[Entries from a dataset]
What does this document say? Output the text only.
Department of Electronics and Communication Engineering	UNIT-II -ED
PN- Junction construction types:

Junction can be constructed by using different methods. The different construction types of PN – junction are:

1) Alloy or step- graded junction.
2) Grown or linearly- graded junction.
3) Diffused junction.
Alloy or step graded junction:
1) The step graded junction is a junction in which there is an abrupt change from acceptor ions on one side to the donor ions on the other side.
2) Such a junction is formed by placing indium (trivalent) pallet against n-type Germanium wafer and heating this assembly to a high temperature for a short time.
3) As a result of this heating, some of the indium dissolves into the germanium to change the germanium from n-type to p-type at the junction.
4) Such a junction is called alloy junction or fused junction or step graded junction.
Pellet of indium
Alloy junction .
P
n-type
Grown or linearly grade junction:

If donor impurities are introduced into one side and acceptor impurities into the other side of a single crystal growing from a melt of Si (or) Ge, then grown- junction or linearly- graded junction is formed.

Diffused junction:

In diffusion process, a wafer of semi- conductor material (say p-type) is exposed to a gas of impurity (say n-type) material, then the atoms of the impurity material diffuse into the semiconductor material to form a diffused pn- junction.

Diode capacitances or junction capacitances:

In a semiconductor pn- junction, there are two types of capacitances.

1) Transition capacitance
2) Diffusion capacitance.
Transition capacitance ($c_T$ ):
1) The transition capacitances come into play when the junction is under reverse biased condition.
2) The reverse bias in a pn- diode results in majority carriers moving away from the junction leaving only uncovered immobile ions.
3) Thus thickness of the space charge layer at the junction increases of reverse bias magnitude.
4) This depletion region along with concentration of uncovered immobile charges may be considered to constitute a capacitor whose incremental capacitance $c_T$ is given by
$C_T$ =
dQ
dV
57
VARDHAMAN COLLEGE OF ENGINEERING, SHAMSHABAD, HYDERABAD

§ **TASK GOAL**
Type out the whole listing above again, exactly as it stands.

§ **THE RESPONSE**
What does this document say? Output the text only.
Department of Electronics and Communication Engineering	UNIT-II -ED
PN- Junction construction types:

Junction can be constructed by using different methods. The different construction types of PN – junction are:

1) Alloy or step- graded junction.
2) Grown or linearly- graded junction.
3) Diffused junction.
Alloy or step graded junction:
1) The step graded junction is a junction in which there is an abrupt change from acceptor ions on one side to the donor ions on the other side.
2) Such a junction is formed by placing indium (trivalent) pallet against n-type Germanium wafer and heating this assembly to a high temperature for a short time.
3) As a result of this heating, some of the indium dissolves into the germanium to change the germanium from n-type to p-type at the junction.
4) Such a junction is called alloy junction or fused junction or step graded junction.
Pellet of indium
Alloy junction .
P
n-type
Grown or linearly grade junction:

If donor impurities are introduced into one side and acceptor impurities into the other side of a single crystal growing from a melt of Si (or) Ge, then grown- junction or linearly- graded junction is formed.

Diffused junction:

In diffusion process, a wafer of semi- conductor material (say p-type) is exposed to a gas of impurity (say n-type) material, then the atoms of the impurity material diffuse into the semiconductor material to form a diffused pn- junction.

Diode capacitances or junction capacitances:

In a semiconductor pn- junction, there are two types of capacitances.

1) Transition capacitance
2) Diffusion capacitance.
Transition capacitance ($c_T$ ):
1) The transition capacitances come into play when the junction is under reverse biased condition.
2) The reverse bias in a pn- diode results in majority carriers moving away from the junction leaving only uncovered immobile ions.
3) Thus thickness of the space charge layer at the junction increases of reverse bias magnitude.
4) This depletion region along with concentration of uncovered immobile charges may be considered to constitute a capacitor whose incremental capacitance $c_T$ is given by
$C_T$ =
dQ
dV
57
VARDHAMAN COLLEGE OF ENGINEERING, SHAMSHABAD, HYDERABAD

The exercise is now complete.